▸ **INPUT ROWS**
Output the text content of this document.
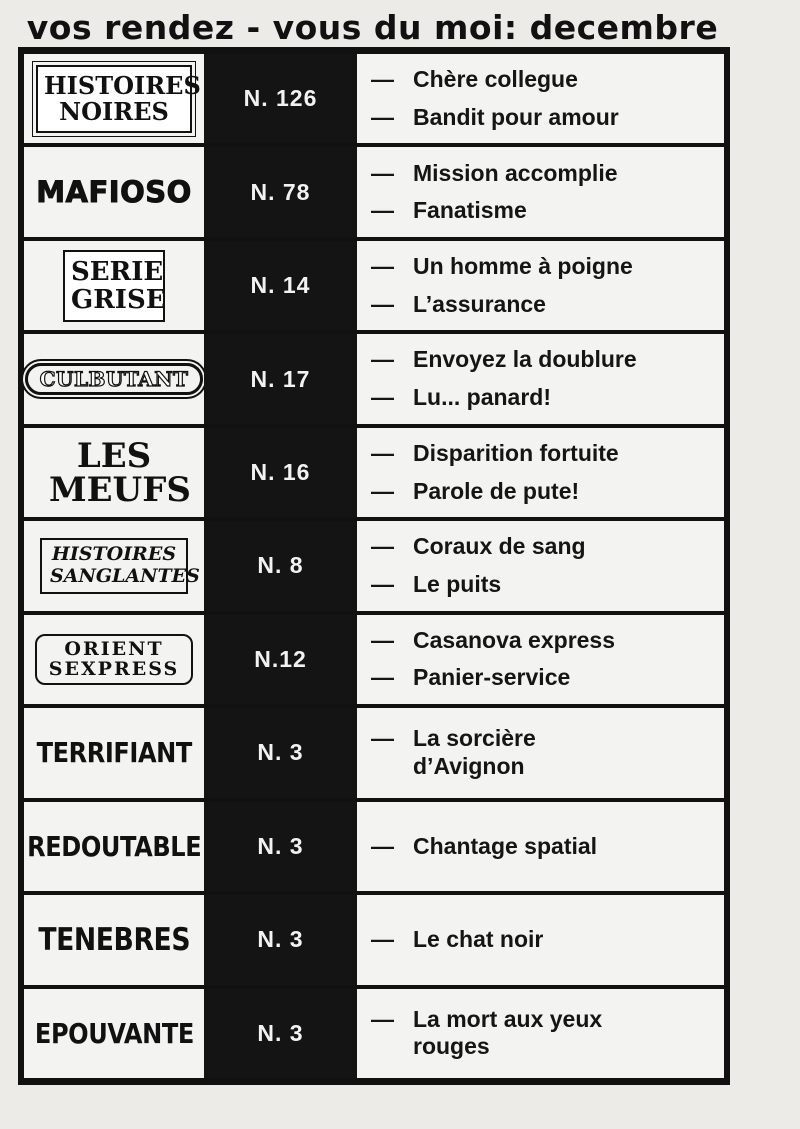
vos rendez - vous du moi: decembre
HISTOIRES NOIRES	N. 126
— Chère collegue
— Bandit pour amour
MAFIOSO	N. 78
— Mission accomplie
— Fanatisme
SERIE GRISE	N. 14
— Un homme à poigne
— L’assurance
CULBUTANT	N. 17
— Envoyez la doublure
— Lu... panard!
LES MEUFS	N. 16
— Disparition fortuite
— Parole de pute!
HISTOIRES SANGLANTES	N. 8
— Coraux de sang
— Le puits
ORIENT SEXPRESS	N.12
— Casanova express
— Panier-service
TERRIFIANT	N. 3
— La sorcière d’Avignon
REDOUTABLE	N. 3	— Chantage spatial
TENEBRES	N. 3	— Le chat noir
EPOUVANTE	N. 3
— La mort aux yeux rouges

▸ **PROBLEM DESCRIPTION**
All of the entries need to be transcribed word for word; pictures are left out.

▸ **CORRECT RESPONSE**
Output the text content of this document.
vos rendez - vous du moi: decembre
HISTOIRES NOIRES	N. 126
— Chère collegue
— Bandit pour amour
MAFIOSO	N. 78
— Mission accomplie
— Fanatisme
SERIE GRISE	N. 14
— Un homme à poigne
— L’assurance
CULBUTANT	N. 17
— Envoyez la doublure
— Lu... panard!
LES MEUFS	N. 16
— Disparition fortuite
— Parole de pute!
HISTOIRES SANGLANTES	N. 8
— Coraux de sang
— Le puits
ORIENT SEXPRESS	N.12
— Casanova express
— Panier-service
TERRIFIANT	N. 3
— La sorcière d’Avignon
REDOUTABLE	N. 3	— Chantage spatial
TENEBRES	N. 3	— Le chat noir
EPOUVANTE	N. 3
— La mort aux yeux rouges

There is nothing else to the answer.